#### Task details
Images appear in the records below; leave them out and repeat everything else exactly.

#### Data
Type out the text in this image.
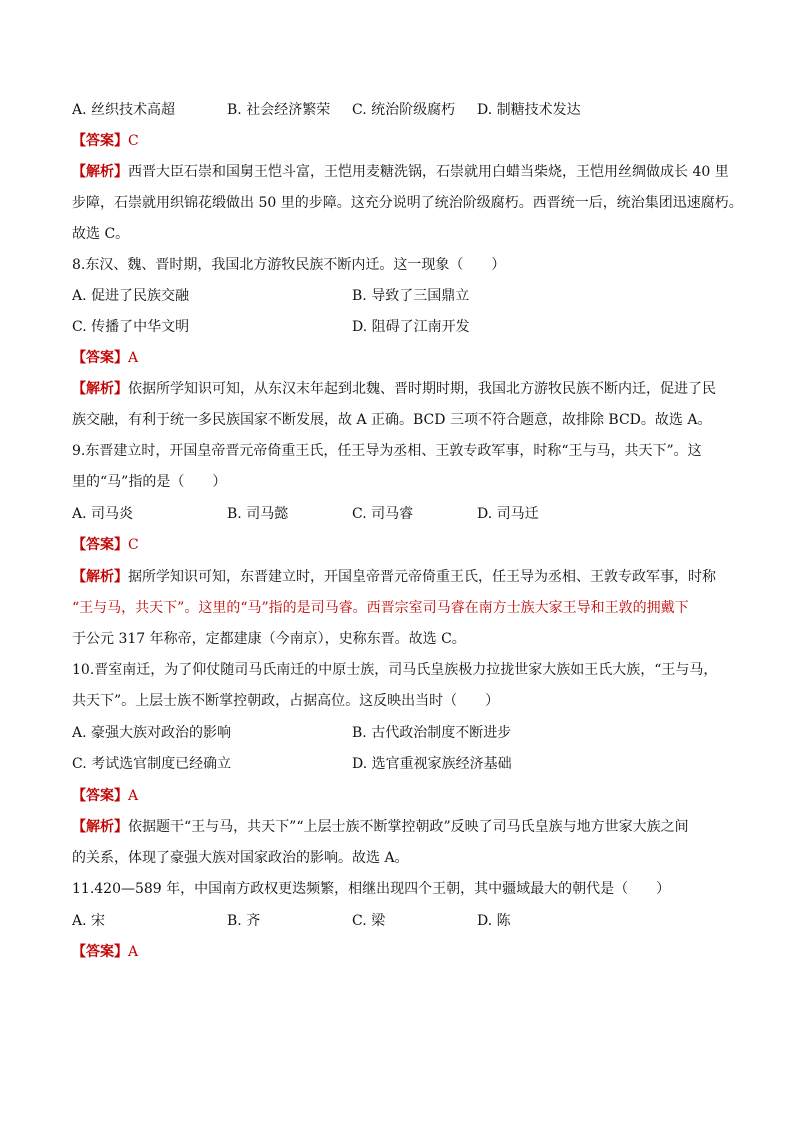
A. 丝织技术高超	B. 社会经济繁荣 C. 统治阶级腐朽 D. 制糖技术发达
【答案】C
【解析】西晋大臣石崇和国舅王恺斗富，王恺用麦糖洗锅，石崇就用白蜡当柴烧，王恺用丝绸做成长 40 里
步障，石崇就用织锦花缎做出 50 里的步障。这充分说明了统治阶级腐朽。西晋统一后，统治集团迅速腐朽。
故选 C。
8.东汉、魏、晋时期，我国北方游牧民族不断内迁。这一现象（　　）
A. 促进了民族交融	B. 导致了三国鼎立
C. 传播了中华文明	D. 阻碍了江南开发
【答案】A
【解析】依据所学知识可知，从东汉末年起到北魏、晋时期时期，我国北方游牧民族不断内迁，促进了民
族交融，有利于统一多民族国家不断发展，故 A 正确。BCD 三项不符合题意，故排除 BCD。故选 A。
9.东晋建立时，开国皇帝晋元帝倚重王氏，任王导为丞相、王敦专政军事，时称“王与马，共天下”。这
里的“马”指的是（　　）
A. 司马炎	B. 司马懿	C. 司马睿	D. 司马迁
【答案】C
【解析】据所学知识可知，东晋建立时，开国皇帝晋元帝倚重王氏，任王导为丞相、王敦专政军事，时称
“王与马，共天下”。这里的“马”指的是司马睿。西晋宗室司马睿在南方士族大家王导和王敦的拥戴下
于公元 317 年称帝，定都建康（今南京），史称东晋。故选 C。
10.晋室南迁，为了仰仗随司马氏南迁的中原士族，司马氏皇族极力拉拢世家大族如王氏大族，“王与马，
共天下”。上层士族不断掌控朝政，占据高位。这反映出当时（　　）
A. 豪强大族对政治的影响	B. 古代政治制度不断进步
C. 考试选官制度已经确立	D. 选官重视家族经济基础
【答案】A
【解析】依据题干“王与马，共天下”“上层士族不断掌控朝政”反映了司马氏皇族与地方世家大族之间
的关系，体现了豪强大族对国家政治的影响。故选 A。
11.420—589 年，中国南方政权更迭频繁，相继出现四个王朝，其中疆域最大的朝代是（　　）
A. 宋	B. 齐	C. 梁	D. 陈
【答案】A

#### Response to the exercise
Type out the text in this image.
A. 丝织技术高超	B. 社会经济繁荣 C. 统治阶级腐朽 D. 制糖技术发达
【答案】C
【解析】西晋大臣石崇和国舅王恺斗富，王恺用麦糖洗锅，石崇就用白蜡当柴烧，王恺用丝绸做成长 40 里
步障，石崇就用织锦花缎做出 50 里的步障。这充分说明了统治阶级腐朽。西晋统一后，统治集团迅速腐朽。
故选 C。
8.东汉、魏、晋时期，我国北方游牧民族不断内迁。这一现象（　　）
A. 促进了民族交融	B. 导致了三国鼎立
C. 传播了中华文明	D. 阻碍了江南开发
【答案】A
【解析】依据所学知识可知，从东汉末年起到北魏、晋时期时期，我国北方游牧民族不断内迁，促进了民
族交融，有利于统一多民族国家不断发展，故 A 正确。BCD 三项不符合题意，故排除 BCD。故选 A。
9.东晋建立时，开国皇帝晋元帝倚重王氏，任王导为丞相、王敦专政军事，时称“王与马，共天下”。这
里的“马”指的是（　　）
A. 司马炎	B. 司马懿	C. 司马睿	D. 司马迁
【答案】C
【解析】据所学知识可知，东晋建立时，开国皇帝晋元帝倚重王氏，任王导为丞相、王敦专政军事，时称
“王与马，共天下”。这里的“马”指的是司马睿。西晋宗室司马睿在南方士族大家王导和王敦的拥戴下
于公元 317 年称帝，定都建康（今南京），史称东晋。故选 C。
10.晋室南迁，为了仰仗随司马氏南迁的中原士族，司马氏皇族极力拉拢世家大族如王氏大族，“王与马，
共天下”。上层士族不断掌控朝政，占据高位。这反映出当时（　　）
A. 豪强大族对政治的影响	B. 古代政治制度不断进步
C. 考试选官制度已经确立	D. 选官重视家族经济基础
【答案】A
【解析】依据题干“王与马，共天下”“上层士族不断掌控朝政”反映了司马氏皇族与地方世家大族之间
的关系，体现了豪强大族对国家政治的影响。故选 A。
11.420—589 年，中国南方政权更迭频繁，相继出现四个王朝，其中疆域最大的朝代是（　　）
A. 宋	B. 齐	C. 梁	D. 陈
【答案】A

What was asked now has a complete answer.